_SHORT PROBLEM_
Copy every entry exactly as given, minus the images.

--- START ---

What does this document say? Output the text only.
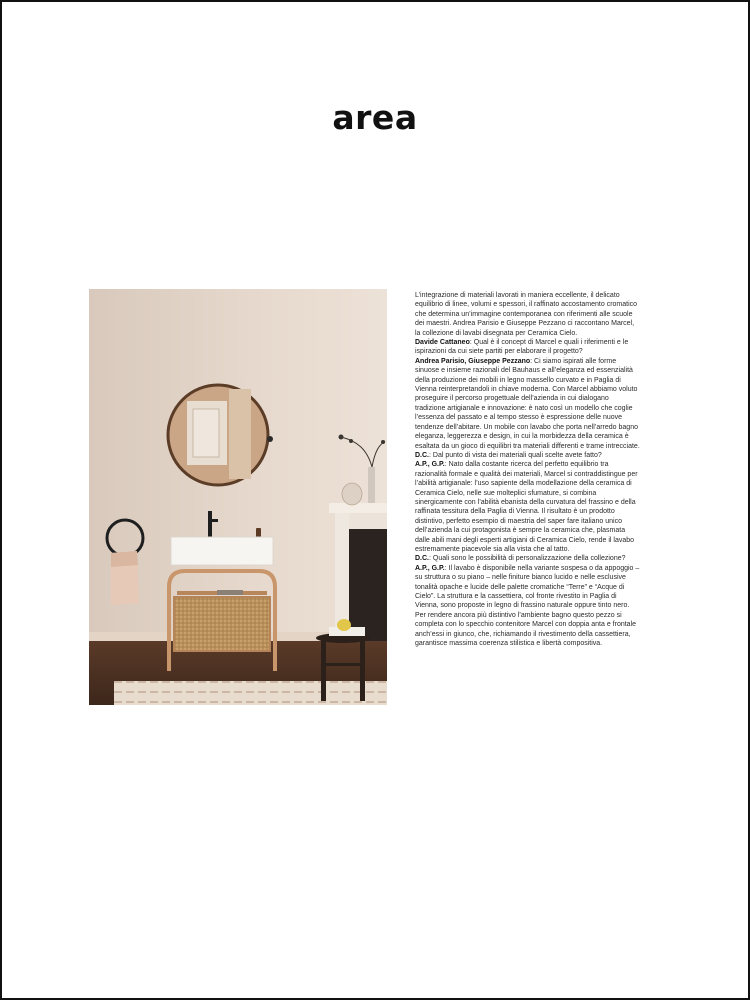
area

L’integrazione di materiali lavorati in maniera eccellente, il delicato equilibrio di linee, volumi e spessori, il raffinato accostamento cromatico che determina un’immagine contemporanea con riferimenti alle scuole dei maestri. Andrea Parisio e Giuseppe Pezzano ci raccontano Marcel, la collezione di lavabi disegnata per Ceramica Cielo.

Davide Cattaneo: Qual è il concept di Marcel e quali i riferimenti e le ispirazioni da cui siete partiti per elaborare il progetto?

Andrea Parisio, Giuseppe Pezzano: Ci siamo ispirati alle forme sinuose e insieme razionali del Bauhaus e all’eleganza ed essenzialità della produzione dei mobili in legno massello curvato e in Paglia di Vienna reinterpretandoli in chiave moderna. Con Marcel abbiamo voluto proseguire il percorso progettuale dell’azienda in cui dialogano tradizione artigianale e innovazione: è nato così un modello che coglie l’essenza del passato e al tempo stesso è espressione delle nuove tendenze dell’abitare. Un mobile con lavabo che porta nell’arredo bagno eleganza, leggerezza e design, in cui la morbidezza della ceramica è esaltata da un gioco di equilibri tra materiali differenti e trame intrecciate.

D.C.: Dal punto di vista dei materiali quali scelte avete fatto?

A.P., G.P.: Nato dalla costante ricerca del perfetto equilibrio tra razionalità formale e qualità dei materiali, Marcel si contraddistingue per l’abilità artigianale: l’uso sapiente della modellazione della ceramica di Ceramica Cielo, nelle sue molteplici sfumature, si combina sinergicamente con l’abilità ebanista della curvatura del frassino e della raffinata tessitura della Paglia di Vienna. Il risultato è un prodotto distintivo, perfetto esempio di maestria del saper fare italiano unico dell’azienda la cui protagonista è sempre la ceramica che, plasmata dalle abili mani degli esperti artigiani di Ceramica Cielo, rende il lavabo estremamente piacevole sia alla vista che al tatto.

D.C.: Quali sono le possibilità di personalizzazione della collezione?

A.P., G.P.: Il lavabo è disponibile nella variante sospesa o da appoggio – su struttura o su piano – nelle finiture bianco lucido e nelle esclusive tonalità opache e lucide delle palette cromatiche “Terre” e “Acque di Cielo”. La struttura e la cassettiera, col fronte rivestito in Paglia di Vienna, sono proposte in legno di frassino naturale oppure tinto nero. Per rendere ancora più distintivo l’ambiente bagno questo pezzo si completa con lo specchio contenitore Marcel con doppia anta e frontale anch’essi in giunco, che, richiamando il rivestimento della cassettiera, garantisce massima coerenza stilistica e libertà compositiva.
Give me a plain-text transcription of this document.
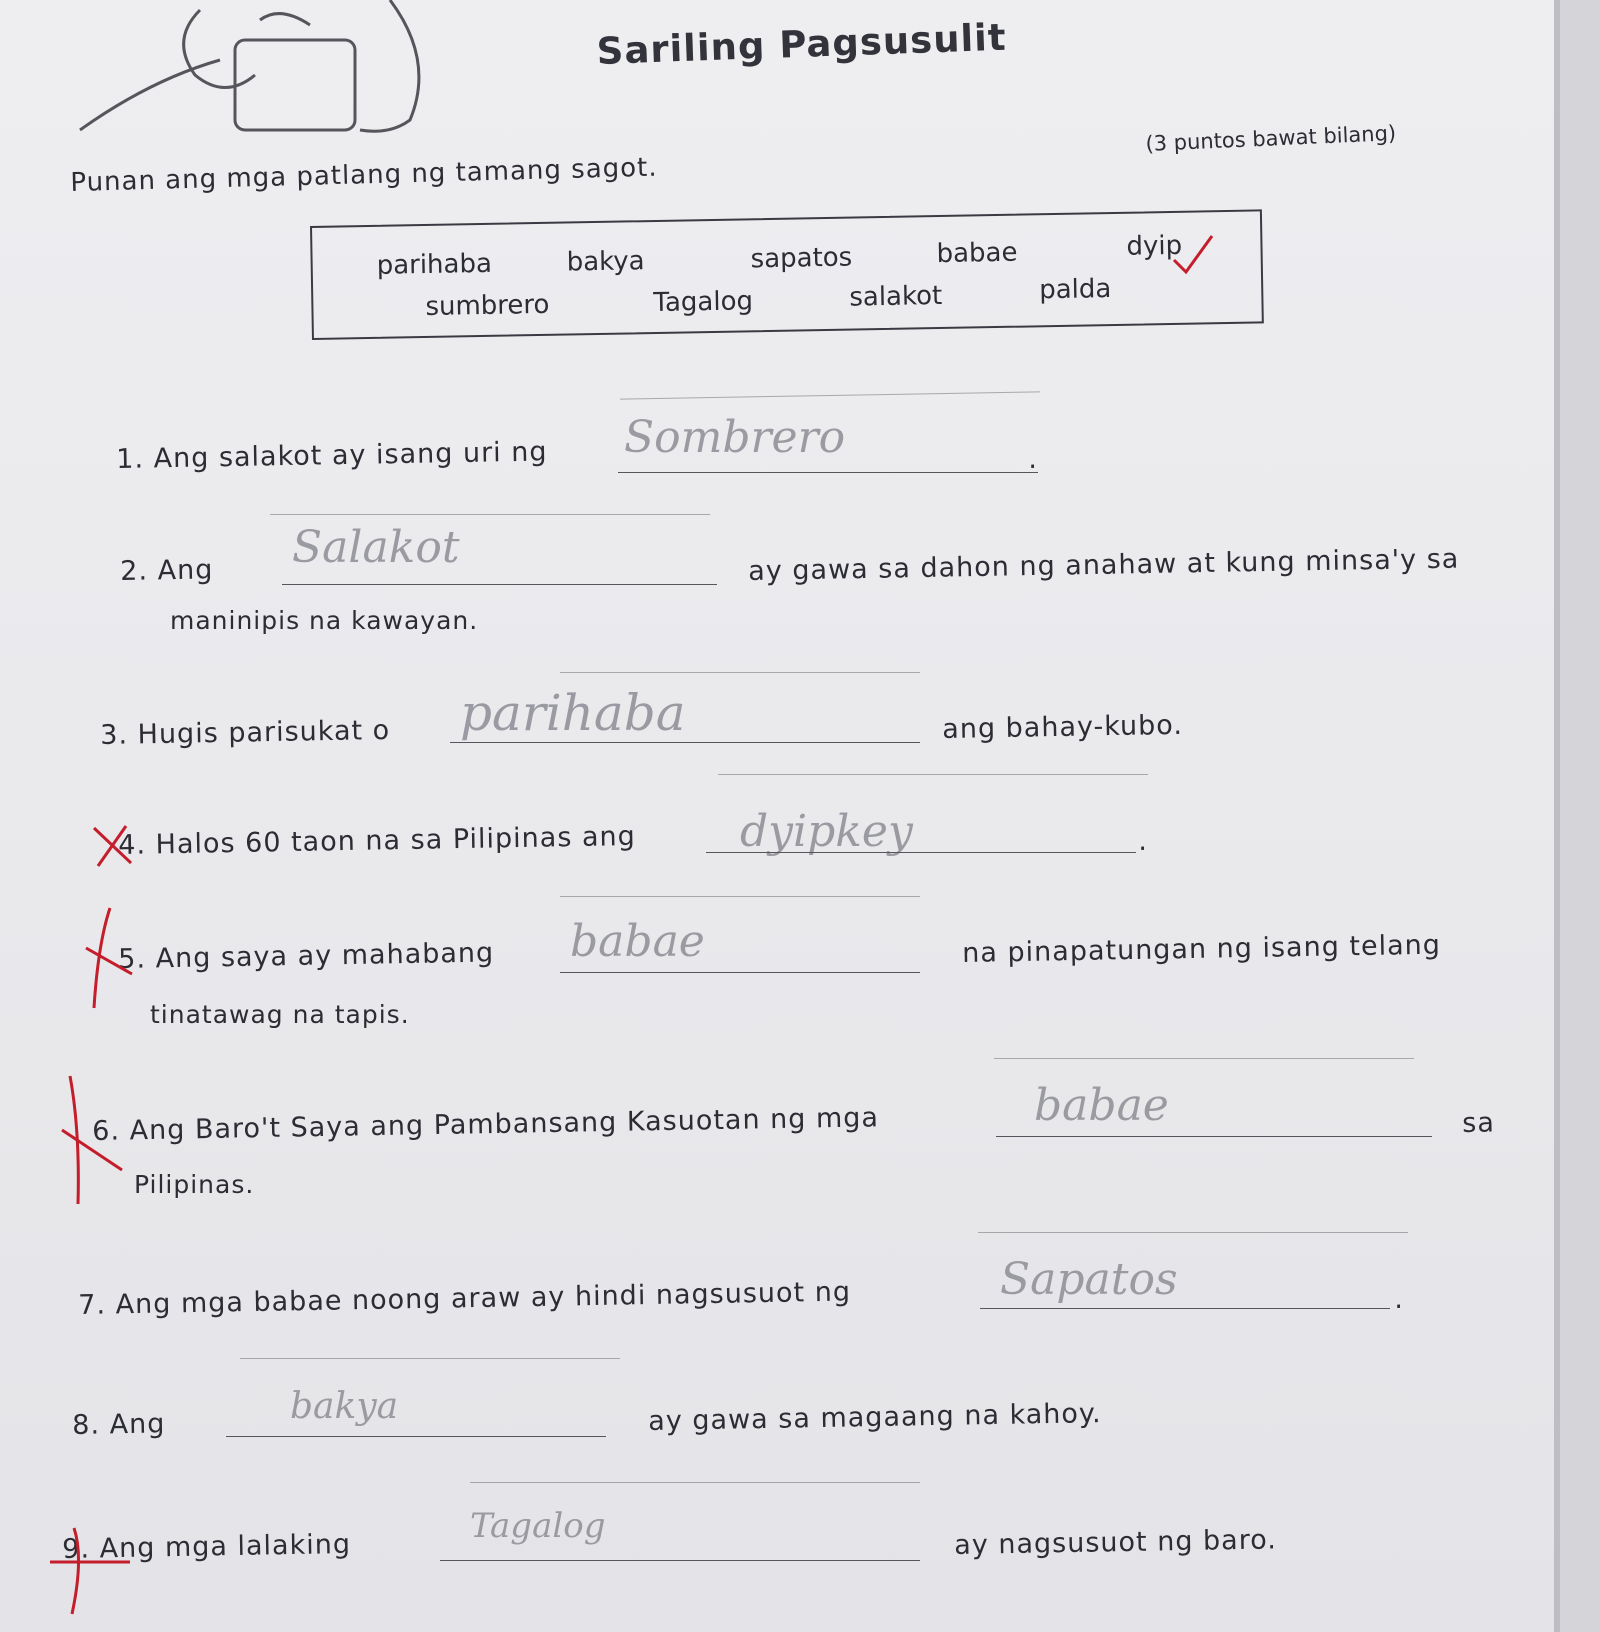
Sariling Pagsusulit
(3 puntos bawat bilang)
Punan ang mga patlang ng tamang sagot.
parihaba	bakya	sapatos	babae	dyip
sumbrero	Tagalog	salakot	palda
1. Ang salakot ay isang uri ng Sombrero	.
2. Ang Salakot	ay gawa sa dahon ng anahaw at kung minsa'y sa
maninipis na kawayan.
3. Hugis parisukat o parihaba	ang bahay-kubo.
4. Halos 60 taon na sa Pilipinas ang dyipkey	.
5. Ang saya ay mahabang babae	na pinapatungan ng isang telang
tinatawag na tapis.
6. Ang Baro't Saya ang Pambansang Kasuotan ng mga	babae	sa
Pilipinas.
7. Ang mga babae noong araw ay hindi nagsusuot ng	Sapatos	.
8. Ang	bakya	ay gawa sa magaang na kahoy.
9. Ang mga lalaking
Tagalog	ay nagsusuot ng baro.
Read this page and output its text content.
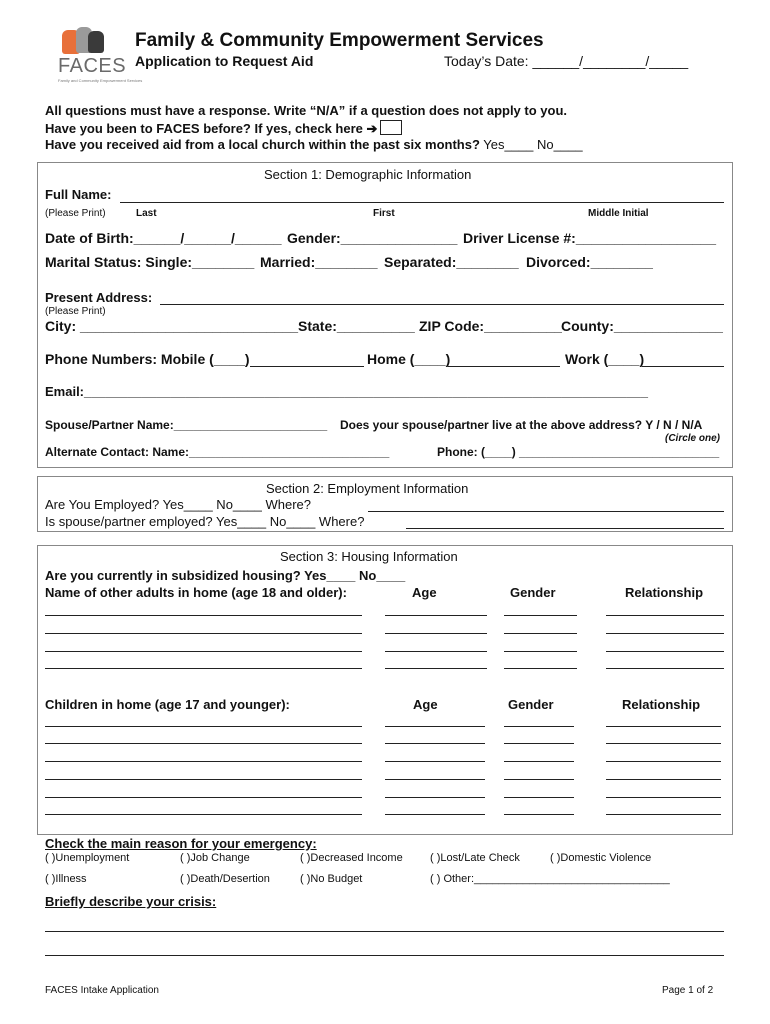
FACES
Family and Community Empowerment Services
Family & Community Empowerment Services
Application to Request Aid	Today’s Date: ______/________/_____
All questions must have a response. Write “N/A” if a question does not apply to you.
Have you been to FACES before? If yes, check here ➔
Have you received aid from a local church within the past six months? Yes____ No____
Section 1: Demographic Information
Full Name:
(Please Print)	Last	First	Middle Initial
Date of Birth:______/______/______ Gender:_______________ Driver License #:__________________
Marital Status: Single:________ Married:________ Separated:________ Divorced:________
Present Address:
(Please Print)
City: ____________________________ State:__________ ZIP Code:__________ County:______________
Phone Numbers: Mobile (____)	Home (____)	Work (____)
Email:______________________________________________________________________________
Spouse/Partner Name:_______________________ Does your spouse/partner live at the above address? Y / N / N/A
(Circle one)
Alternate Contact: Name:______________________________	Phone: (____) ______________________________
Section 2: Employment Information
Are You Employed? Yes____ No____ Where?
Is spouse/partner employed? Yes____ No____ Where?
Section 3: Housing Information
Are you currently in subsidized housing? Yes____ No____
Name of other adults in home (age 18 and older):	Age	Gender	Relationship
Children in home (age 17 and younger):	Age	Gender	Relationship
Check the main reason for your emergency:
( )Unemployment	( )Job Change	( )Decreased Income ( )Lost/Late Check	( )Domestic Violence
( )Illness	( )Death/Desertion	( )No Budget	( ) Other:________________________________
Briefly describe your crisis:
FACES Intake Application	Page 1 of 2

--- END ---

_SOLUTION_
What does this document say? Output the text only.
area

L’integrazione di materiali lavorati in maniera eccellente, il delicato equilibrio di linee, volumi e spessori, il raffinato accostamento cromatico che determina un’immagine contemporanea con riferimenti alle scuole dei maestri. Andrea Parisio e Giuseppe Pezzano ci raccontano Marcel, la collezione di lavabi disegnata per Ceramica Cielo.

Davide Cattaneo: Qual è il concept di Marcel e quali i riferimenti e le ispirazioni da cui siete partiti per elaborare il progetto?

Andrea Parisio, Giuseppe Pezzano: Ci siamo ispirati alle forme sinuose e insieme razionali del Bauhaus e all’eleganza ed essenzialità della produzione dei mobili in legno massello curvato e in Paglia di Vienna reinterpretandoli in chiave moderna. Con Marcel abbiamo voluto proseguire il percorso progettuale dell’azienda in cui dialogano tradizione artigianale e innovazione: è nato così un modello che coglie l’essenza del passato e al tempo stesso è espressione delle nuove tendenze dell’abitare. Un mobile con lavabo che porta nell’arredo bagno eleganza, leggerezza e design, in cui la morbidezza della ceramica è esaltata da un gioco di equilibri tra materiali differenti e trame intrecciate.

D.C.: Dal punto di vista dei materiali quali scelte avete fatto?

A.P., G.P.: Nato dalla costante ricerca del perfetto equilibrio tra razionalità formale e qualità dei materiali, Marcel si contraddistingue per l’abilità artigianale: l’uso sapiente della modellazione della ceramica di Ceramica Cielo, nelle sue molteplici sfumature, si combina sinergicamente con l’abilità ebanista della curvatura del frassino e della raffinata tessitura della Paglia di Vienna. Il risultato è un prodotto distintivo, perfetto esempio di maestria del saper fare italiano unico dell’azienda la cui protagonista è sempre la ceramica che, plasmata dalle abili mani degli esperti artigiani di Ceramica Cielo, rende il lavabo estremamente piacevole sia alla vista che al tatto.

D.C.: Quali sono le possibilità di personalizzazione della collezione?

A.P., G.P.: Il lavabo è disponibile nella variante sospesa o da appoggio – su struttura o su piano – nelle finiture bianco lucido e nelle esclusive tonalità opache e lucide delle palette cromatiche “Terre” e “Acque di Cielo”. La struttura e la cassettiera, col fronte rivestito in Paglia di Vienna, sono proposte in legno di frassino naturale oppure tinto nero. Per rendere ancora più distintivo l’ambiente bagno questo pezzo si completa con lo specchio contenitore Marcel con doppia anta e frontale anch’essi in giunco, che, richiamando il rivestimento della cassettiera, garantisce massima coerenza stilistica e libertà compositiva.
Give me a plain-text transcription of this document.
Sariling Pagsusulit
(3 puntos bawat bilang)
Punan ang mga patlang ng tamang sagot.
parihaba	bakya	sapatos	babae	dyip
sumbrero	Tagalog	salakot	palda
1. Ang salakot ay isang uri ng Sombrero	.
2. Ang Salakot	ay gawa sa dahon ng anahaw at kung minsa'y sa
maninipis na kawayan.
3. Hugis parisukat o parihaba	ang bahay-kubo.
4. Halos 60 taon na sa Pilipinas ang dyipkey	.
5. Ang saya ay mahabang babae	na pinapatungan ng isang telang
tinatawag na tapis.
6. Ang Baro't Saya ang Pambansang Kasuotan ng mga	babae	sa
Pilipinas.
7. Ang mga babae noong araw ay hindi nagsusuot ng	Sapatos	.
8. Ang	bakya	ay gawa sa magaang na kahoy.
9. Ang mga lalaking
Tagalog	ay nagsusuot ng baro.
Read this page and output its text content.
FACES
Family and Community Empowerment Services
Family & Community Empowerment Services
Application to Request Aid	Today’s Date: ______/________/_____
All questions must have a response. Write “N/A” if a question does not apply to you.
Have you been to FACES before? If yes, check here ➔
Have you received aid from a local church within the past six months? Yes____ No____
Section 1: Demographic Information
Full Name:
(Please Print)	Last	First	Middle Initial
Date of Birth:______/______/______ Gender:_______________ Driver License #:__________________
Marital Status: Single:________ Married:________ Separated:________ Divorced:________
Present Address:
(Please Print)
City: ____________________________ State:__________ ZIP Code:__________ County:______________
Phone Numbers: Mobile (____)	Home (____)	Work (____)
Email:______________________________________________________________________________
Spouse/Partner Name:_______________________ Does your spouse/partner live at the above address? Y / N / N/A
(Circle one)
Alternate Contact: Name:______________________________	Phone: (____) ______________________________
Section 2: Employment Information
Are You Employed? Yes____ No____ Where?
Is spouse/partner employed? Yes____ No____ Where?
Section 3: Housing Information
Are you currently in subsidized housing? Yes____ No____
Name of other adults in home (age 18 and older):	Age	Gender	Relationship
Children in home (age 17 and younger):	Age	Gender	Relationship
Check the main reason for your emergency:
( )Unemployment	( )Job Change	( )Decreased Income ( )Lost/Late Check	( )Domestic Violence
( )Illness	( )Death/Desertion	( )No Budget	( ) Other:________________________________
Briefly describe your crisis:
FACES Intake Application	Page 1 of 2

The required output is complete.